Task requirements. The answer is a single number: how many lines hold the string "before".

--------

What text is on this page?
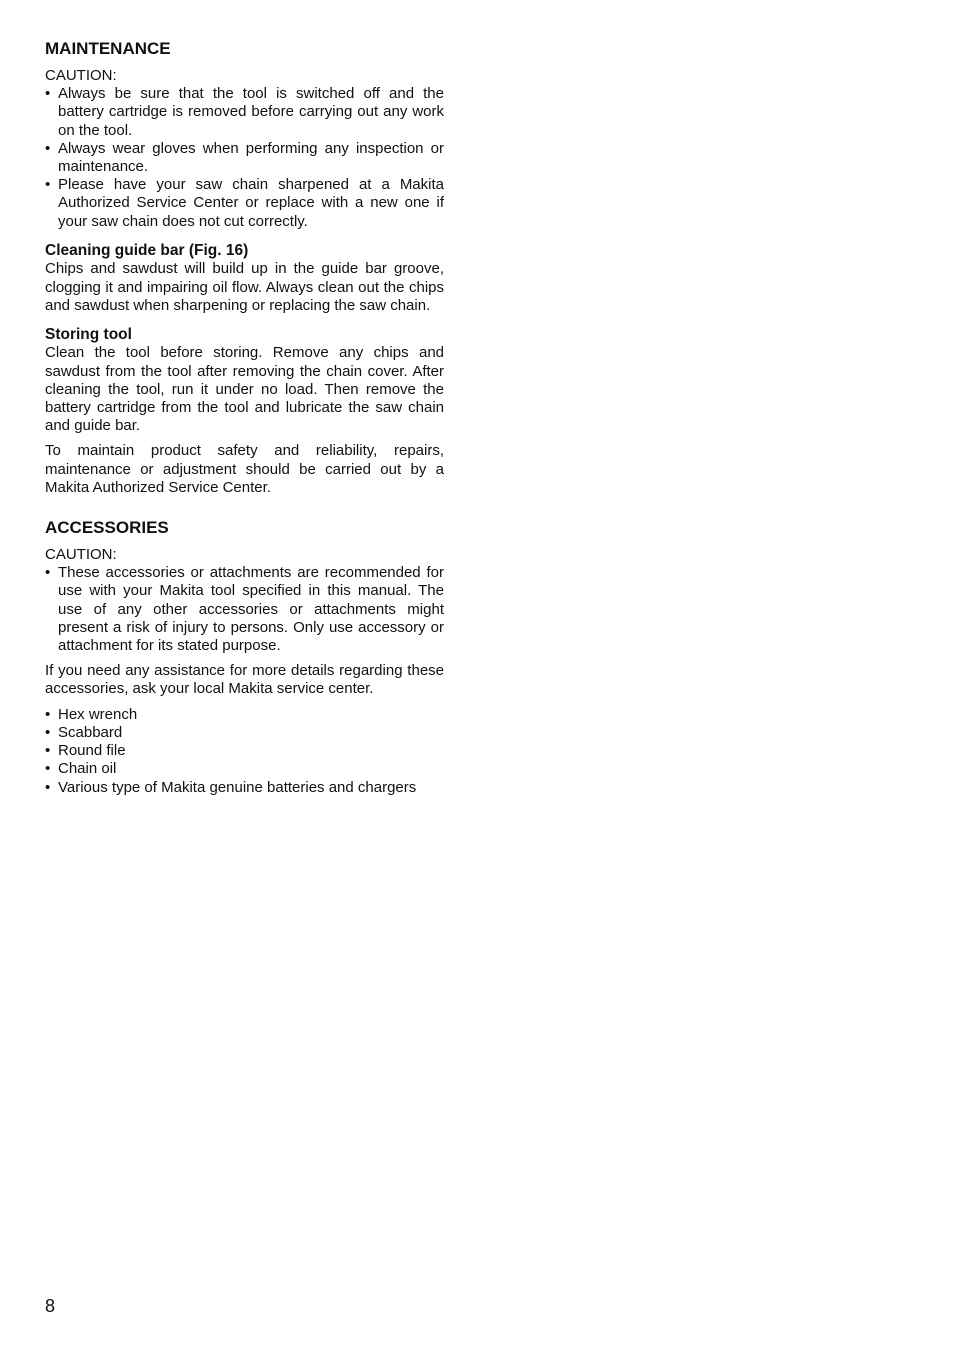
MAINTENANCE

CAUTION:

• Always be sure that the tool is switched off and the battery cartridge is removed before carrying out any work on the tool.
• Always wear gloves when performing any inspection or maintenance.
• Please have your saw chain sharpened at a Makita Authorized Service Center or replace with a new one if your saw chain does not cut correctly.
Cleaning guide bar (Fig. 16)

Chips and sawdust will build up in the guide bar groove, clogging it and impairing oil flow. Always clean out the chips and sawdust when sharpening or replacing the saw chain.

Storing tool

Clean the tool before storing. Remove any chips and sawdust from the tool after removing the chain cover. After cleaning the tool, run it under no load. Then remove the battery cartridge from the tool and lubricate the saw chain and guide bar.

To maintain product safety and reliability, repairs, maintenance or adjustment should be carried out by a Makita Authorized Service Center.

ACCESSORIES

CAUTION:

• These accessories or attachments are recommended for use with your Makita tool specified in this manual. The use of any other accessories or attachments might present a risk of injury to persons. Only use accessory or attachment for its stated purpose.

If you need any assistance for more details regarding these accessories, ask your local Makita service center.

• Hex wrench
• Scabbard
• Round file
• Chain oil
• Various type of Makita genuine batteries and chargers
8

--------

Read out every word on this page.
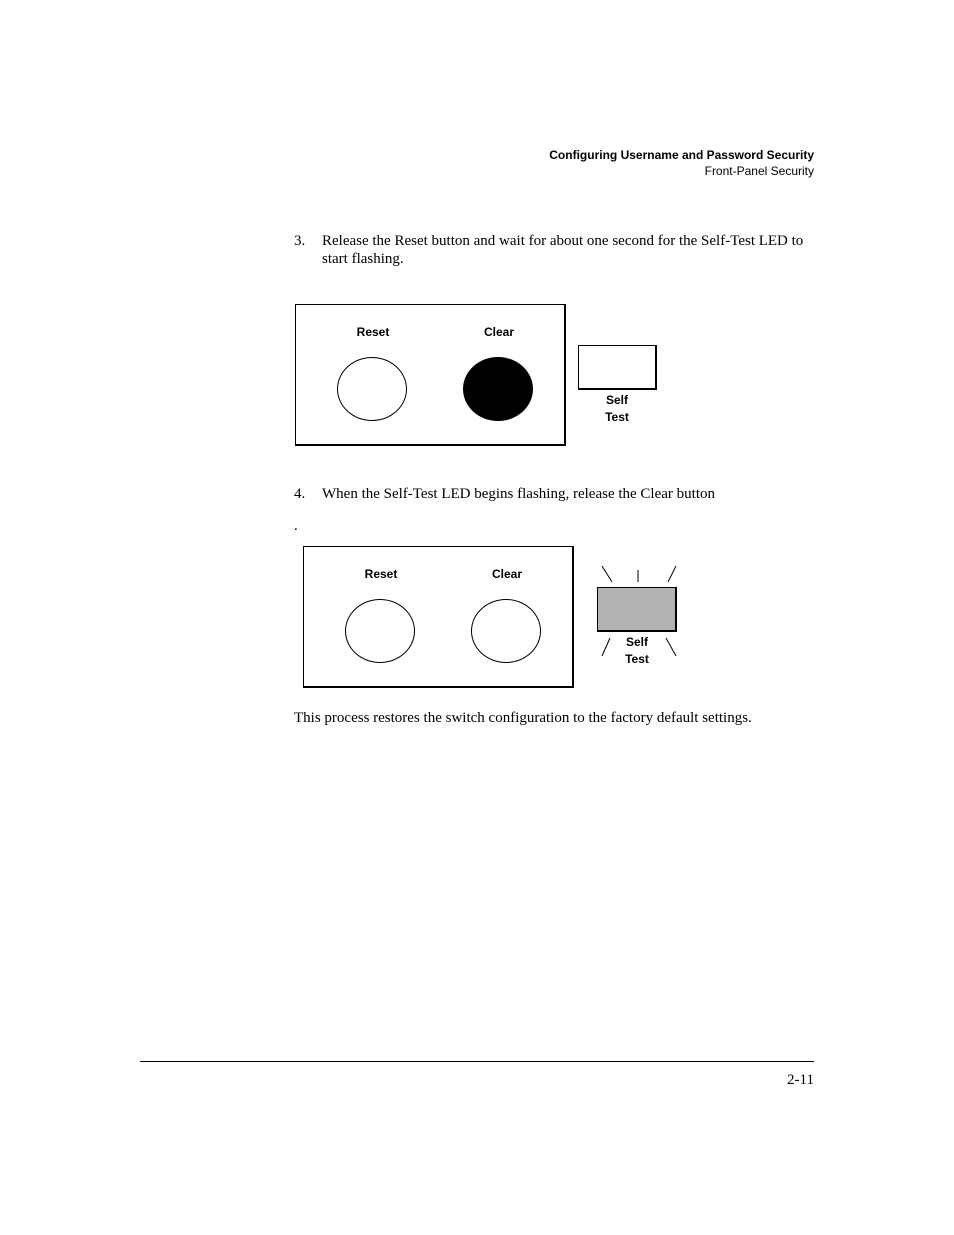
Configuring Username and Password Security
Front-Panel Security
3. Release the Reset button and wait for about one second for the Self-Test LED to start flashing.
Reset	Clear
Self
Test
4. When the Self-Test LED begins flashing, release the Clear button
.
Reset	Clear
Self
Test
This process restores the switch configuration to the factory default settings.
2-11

--------

Written response. 2